Work to complete:
Search the entries for the word "this" and pull out each line that has it.

Entries shown:
★ ★ ★ ★

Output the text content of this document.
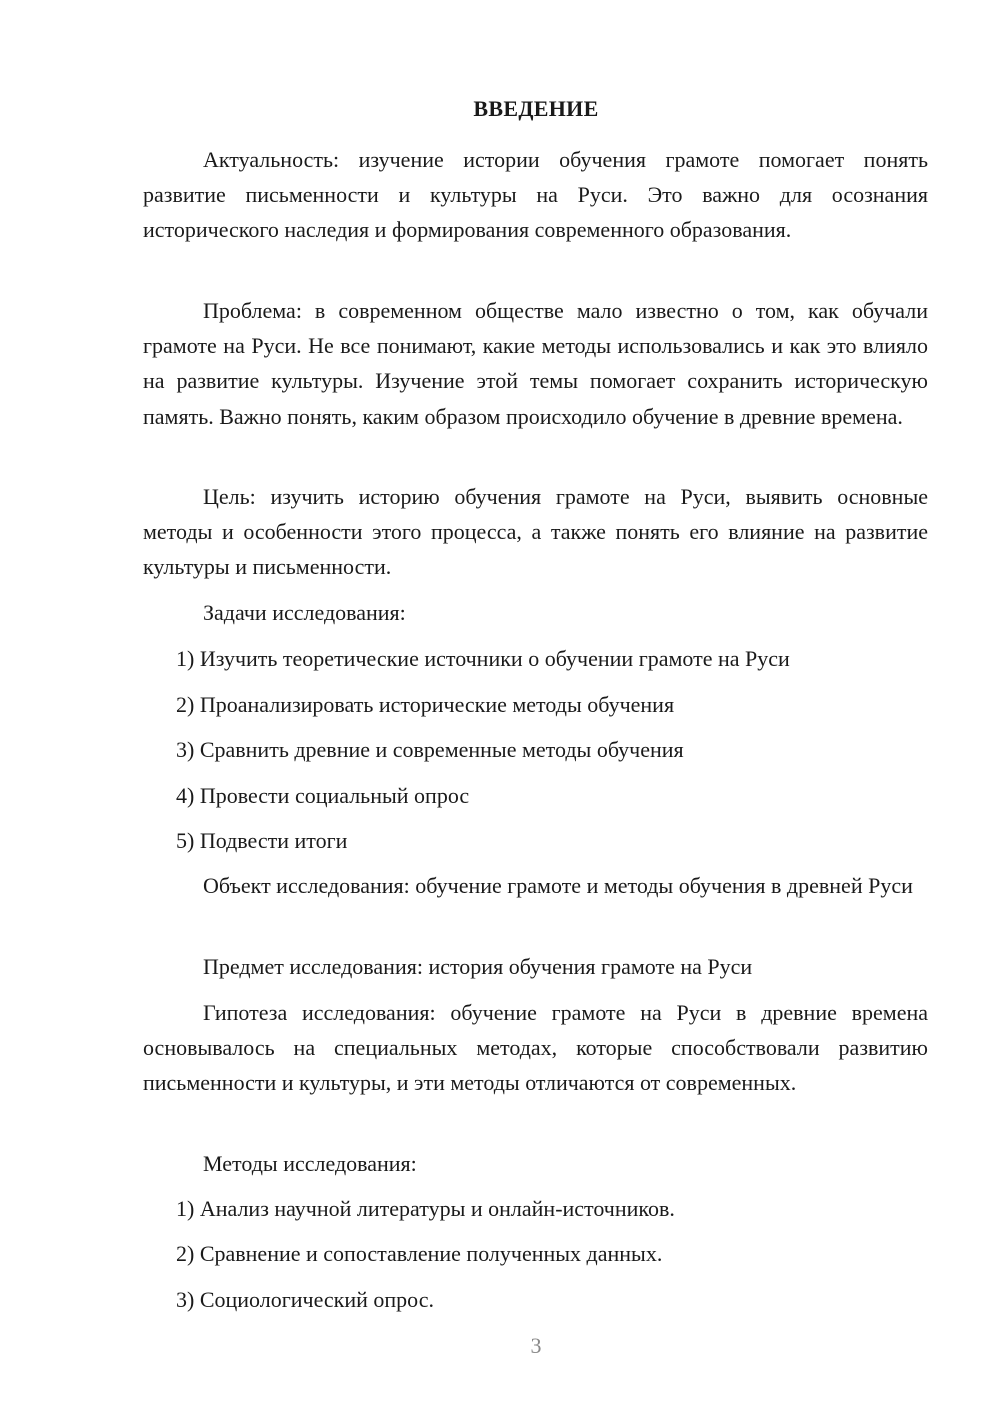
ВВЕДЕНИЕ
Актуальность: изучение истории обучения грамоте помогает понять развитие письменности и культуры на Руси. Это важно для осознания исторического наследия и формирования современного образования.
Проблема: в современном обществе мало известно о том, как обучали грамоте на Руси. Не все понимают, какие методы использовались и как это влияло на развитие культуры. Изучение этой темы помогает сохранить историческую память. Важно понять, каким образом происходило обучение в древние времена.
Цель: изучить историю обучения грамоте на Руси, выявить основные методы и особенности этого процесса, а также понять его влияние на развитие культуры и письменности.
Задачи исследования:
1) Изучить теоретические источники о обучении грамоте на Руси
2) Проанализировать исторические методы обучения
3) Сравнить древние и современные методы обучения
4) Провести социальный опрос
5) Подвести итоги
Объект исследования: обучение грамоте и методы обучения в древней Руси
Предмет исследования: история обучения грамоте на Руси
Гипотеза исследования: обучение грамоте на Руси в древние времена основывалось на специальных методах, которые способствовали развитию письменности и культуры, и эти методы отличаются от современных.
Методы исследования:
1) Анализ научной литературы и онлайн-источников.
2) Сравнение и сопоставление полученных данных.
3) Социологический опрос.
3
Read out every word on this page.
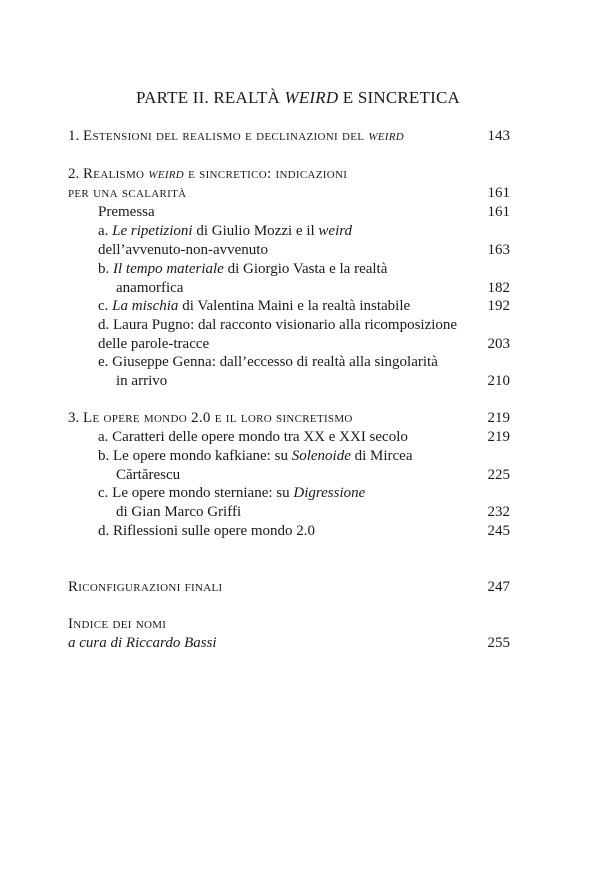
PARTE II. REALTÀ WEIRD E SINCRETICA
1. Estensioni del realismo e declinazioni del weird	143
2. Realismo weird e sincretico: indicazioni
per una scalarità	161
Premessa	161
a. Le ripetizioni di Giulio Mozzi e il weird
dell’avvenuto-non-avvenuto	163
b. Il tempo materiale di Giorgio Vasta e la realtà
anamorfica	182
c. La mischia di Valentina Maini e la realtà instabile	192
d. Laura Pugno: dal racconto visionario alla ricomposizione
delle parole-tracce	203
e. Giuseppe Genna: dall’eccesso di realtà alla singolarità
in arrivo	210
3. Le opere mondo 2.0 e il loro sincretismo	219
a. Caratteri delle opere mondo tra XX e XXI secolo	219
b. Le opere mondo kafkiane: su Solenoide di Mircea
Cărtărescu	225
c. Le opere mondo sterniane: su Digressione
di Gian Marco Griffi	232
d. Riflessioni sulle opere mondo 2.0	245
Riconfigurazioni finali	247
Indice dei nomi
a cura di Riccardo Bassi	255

★ ★ ★ ★

Exercise output:
Output the text content of this document.
Read out every word on this page.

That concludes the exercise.